■ TASK GOAL ■
Pull every "strachu" line out of the data below.

■ TASK MATERIAL ■
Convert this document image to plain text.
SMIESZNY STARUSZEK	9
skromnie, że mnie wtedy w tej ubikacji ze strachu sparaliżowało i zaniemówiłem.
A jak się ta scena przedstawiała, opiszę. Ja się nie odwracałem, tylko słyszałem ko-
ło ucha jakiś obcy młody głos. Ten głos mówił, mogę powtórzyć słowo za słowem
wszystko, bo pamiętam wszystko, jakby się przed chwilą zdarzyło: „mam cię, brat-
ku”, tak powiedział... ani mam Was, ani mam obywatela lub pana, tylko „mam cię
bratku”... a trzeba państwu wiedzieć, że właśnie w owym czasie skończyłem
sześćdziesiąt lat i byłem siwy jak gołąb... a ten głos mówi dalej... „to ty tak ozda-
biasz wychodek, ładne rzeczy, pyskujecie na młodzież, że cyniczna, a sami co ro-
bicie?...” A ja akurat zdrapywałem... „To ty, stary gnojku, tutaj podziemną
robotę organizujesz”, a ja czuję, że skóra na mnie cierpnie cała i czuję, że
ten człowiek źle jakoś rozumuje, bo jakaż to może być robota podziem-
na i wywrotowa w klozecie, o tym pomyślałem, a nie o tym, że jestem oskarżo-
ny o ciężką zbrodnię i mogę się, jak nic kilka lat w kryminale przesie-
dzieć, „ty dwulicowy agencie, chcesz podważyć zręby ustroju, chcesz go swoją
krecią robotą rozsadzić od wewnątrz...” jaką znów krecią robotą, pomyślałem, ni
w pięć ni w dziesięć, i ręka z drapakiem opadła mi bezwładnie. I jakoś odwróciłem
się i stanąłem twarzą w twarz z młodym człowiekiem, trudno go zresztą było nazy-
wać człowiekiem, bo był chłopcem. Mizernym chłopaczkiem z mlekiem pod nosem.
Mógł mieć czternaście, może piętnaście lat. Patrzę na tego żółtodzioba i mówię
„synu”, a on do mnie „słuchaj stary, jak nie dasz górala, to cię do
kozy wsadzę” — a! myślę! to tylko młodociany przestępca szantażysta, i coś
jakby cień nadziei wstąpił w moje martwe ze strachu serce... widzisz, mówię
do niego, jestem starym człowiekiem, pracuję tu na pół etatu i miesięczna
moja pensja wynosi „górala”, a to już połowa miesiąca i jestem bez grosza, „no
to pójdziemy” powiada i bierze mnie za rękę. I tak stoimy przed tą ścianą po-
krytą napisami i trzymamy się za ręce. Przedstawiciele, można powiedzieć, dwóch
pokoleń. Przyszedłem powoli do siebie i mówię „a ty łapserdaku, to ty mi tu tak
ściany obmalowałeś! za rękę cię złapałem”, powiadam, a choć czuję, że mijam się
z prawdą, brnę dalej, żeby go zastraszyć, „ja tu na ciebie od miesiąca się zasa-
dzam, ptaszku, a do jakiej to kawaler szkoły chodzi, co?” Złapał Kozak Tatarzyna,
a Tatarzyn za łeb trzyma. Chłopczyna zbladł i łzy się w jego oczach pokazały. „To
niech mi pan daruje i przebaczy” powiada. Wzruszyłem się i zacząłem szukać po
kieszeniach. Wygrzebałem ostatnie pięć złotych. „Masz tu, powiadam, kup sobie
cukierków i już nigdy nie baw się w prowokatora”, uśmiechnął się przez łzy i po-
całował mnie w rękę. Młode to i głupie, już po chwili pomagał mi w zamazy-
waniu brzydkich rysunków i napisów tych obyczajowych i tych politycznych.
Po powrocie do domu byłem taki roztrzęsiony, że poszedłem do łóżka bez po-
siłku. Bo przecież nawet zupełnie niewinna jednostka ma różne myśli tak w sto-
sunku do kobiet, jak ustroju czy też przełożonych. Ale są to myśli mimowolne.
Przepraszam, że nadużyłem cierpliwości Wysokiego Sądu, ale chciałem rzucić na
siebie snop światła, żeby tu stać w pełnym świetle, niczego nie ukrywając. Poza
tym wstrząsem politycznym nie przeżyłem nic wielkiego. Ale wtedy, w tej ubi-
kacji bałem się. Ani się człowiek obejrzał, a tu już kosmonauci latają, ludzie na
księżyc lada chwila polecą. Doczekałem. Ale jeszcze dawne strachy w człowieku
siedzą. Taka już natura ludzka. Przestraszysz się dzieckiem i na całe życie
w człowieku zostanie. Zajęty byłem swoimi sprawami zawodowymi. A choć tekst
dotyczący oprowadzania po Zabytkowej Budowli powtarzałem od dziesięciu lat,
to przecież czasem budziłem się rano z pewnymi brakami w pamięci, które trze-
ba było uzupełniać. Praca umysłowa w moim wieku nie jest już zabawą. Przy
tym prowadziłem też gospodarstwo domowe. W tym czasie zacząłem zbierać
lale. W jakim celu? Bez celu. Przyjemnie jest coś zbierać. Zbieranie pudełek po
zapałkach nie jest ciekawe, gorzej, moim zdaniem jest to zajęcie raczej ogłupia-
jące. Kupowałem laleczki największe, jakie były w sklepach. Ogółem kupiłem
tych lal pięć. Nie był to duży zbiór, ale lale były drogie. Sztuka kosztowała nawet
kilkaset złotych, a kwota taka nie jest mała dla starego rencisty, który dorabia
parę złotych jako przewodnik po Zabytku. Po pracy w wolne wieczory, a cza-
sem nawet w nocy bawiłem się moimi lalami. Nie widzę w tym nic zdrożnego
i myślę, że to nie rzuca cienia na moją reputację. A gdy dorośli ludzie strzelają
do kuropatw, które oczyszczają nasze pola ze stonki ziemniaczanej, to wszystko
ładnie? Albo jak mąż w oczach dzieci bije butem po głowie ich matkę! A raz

■ TASK RESULT ■
skromnie, że mnie wtedy w tej ubikacji ze strachu sparaliżowało i zaniemówiłem.
jakby cień nadziei wstąpił w moje martwe ze strachu serce... widzisz, mówię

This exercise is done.